* [Exercise task]
Return each line containing "dupla".

* [Data extracted from a collection]
____________________
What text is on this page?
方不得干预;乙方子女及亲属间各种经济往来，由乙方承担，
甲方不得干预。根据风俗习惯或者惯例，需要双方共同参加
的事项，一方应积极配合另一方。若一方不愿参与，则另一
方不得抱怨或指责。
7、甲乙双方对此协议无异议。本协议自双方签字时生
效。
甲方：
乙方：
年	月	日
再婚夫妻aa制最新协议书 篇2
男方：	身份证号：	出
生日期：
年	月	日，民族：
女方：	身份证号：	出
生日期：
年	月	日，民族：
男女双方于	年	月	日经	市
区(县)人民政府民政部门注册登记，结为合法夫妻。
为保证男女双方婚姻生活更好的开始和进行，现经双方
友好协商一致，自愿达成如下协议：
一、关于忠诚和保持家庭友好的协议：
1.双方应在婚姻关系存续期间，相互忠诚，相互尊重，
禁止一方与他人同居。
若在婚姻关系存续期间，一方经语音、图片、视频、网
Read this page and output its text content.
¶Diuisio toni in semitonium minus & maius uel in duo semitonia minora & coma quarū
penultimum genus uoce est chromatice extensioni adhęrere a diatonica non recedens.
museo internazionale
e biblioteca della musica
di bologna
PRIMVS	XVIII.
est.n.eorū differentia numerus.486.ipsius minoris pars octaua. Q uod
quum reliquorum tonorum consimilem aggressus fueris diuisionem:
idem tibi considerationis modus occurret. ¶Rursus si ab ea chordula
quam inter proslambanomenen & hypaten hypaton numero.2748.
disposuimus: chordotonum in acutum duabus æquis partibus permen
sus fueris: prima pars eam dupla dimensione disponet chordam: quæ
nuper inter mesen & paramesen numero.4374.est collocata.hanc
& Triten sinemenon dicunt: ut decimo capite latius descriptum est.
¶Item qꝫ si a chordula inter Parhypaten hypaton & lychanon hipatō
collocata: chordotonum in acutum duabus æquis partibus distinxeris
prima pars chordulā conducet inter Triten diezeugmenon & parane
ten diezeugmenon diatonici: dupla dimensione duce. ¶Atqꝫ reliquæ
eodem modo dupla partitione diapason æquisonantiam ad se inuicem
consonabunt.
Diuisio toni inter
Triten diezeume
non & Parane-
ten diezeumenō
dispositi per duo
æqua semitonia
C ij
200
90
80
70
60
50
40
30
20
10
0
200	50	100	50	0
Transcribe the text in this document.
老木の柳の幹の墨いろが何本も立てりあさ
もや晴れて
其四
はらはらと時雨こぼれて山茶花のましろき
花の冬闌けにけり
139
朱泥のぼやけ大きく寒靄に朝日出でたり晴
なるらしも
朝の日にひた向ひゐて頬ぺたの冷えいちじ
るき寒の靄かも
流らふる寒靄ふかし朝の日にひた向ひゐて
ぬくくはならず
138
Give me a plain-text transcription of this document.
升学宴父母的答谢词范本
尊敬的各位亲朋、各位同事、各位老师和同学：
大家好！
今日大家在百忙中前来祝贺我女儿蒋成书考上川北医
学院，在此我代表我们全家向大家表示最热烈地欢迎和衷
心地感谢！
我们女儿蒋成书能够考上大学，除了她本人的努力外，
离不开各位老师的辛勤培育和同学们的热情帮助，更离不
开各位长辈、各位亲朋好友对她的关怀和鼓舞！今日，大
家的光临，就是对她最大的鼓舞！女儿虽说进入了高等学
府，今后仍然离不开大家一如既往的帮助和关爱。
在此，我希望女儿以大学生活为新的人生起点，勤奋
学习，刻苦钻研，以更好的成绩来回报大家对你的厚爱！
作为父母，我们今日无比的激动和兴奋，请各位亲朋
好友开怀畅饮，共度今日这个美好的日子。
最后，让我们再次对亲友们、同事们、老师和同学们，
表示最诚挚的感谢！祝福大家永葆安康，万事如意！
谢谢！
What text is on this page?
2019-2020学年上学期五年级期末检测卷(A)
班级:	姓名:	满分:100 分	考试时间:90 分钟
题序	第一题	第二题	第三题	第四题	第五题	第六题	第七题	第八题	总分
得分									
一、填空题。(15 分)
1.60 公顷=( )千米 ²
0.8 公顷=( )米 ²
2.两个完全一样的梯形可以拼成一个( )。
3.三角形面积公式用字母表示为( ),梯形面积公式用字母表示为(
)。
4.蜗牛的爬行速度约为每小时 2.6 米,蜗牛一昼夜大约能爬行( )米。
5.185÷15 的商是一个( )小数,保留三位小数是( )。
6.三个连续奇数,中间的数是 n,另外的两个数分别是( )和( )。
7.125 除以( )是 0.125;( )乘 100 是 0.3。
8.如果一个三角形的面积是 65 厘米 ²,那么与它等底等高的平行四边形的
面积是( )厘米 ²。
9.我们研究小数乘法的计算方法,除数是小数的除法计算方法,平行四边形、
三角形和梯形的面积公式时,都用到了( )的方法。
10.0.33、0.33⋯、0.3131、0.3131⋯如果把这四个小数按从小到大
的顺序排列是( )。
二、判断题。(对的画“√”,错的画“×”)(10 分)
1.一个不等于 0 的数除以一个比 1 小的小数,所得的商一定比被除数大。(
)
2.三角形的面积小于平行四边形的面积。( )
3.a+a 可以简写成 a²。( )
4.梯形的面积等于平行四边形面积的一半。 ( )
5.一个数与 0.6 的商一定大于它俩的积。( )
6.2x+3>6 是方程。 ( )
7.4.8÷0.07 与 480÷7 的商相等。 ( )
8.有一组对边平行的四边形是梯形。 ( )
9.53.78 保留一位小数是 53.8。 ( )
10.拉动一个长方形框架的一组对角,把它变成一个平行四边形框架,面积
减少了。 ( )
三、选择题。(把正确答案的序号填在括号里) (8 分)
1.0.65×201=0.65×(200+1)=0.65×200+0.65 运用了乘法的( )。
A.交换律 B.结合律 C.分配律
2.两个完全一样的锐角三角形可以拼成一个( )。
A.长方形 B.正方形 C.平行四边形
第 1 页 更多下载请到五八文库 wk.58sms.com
____________________
* [Answer]
sus fueris: prima pars eam dupla dimensione disponet chordam: quæ
ten diezeugmenon diatonici: dupla dimensione duce. ¶Atqꝫ reliquæ
eodem modo dupla partitione diapason æquisonantiam ad se inuicem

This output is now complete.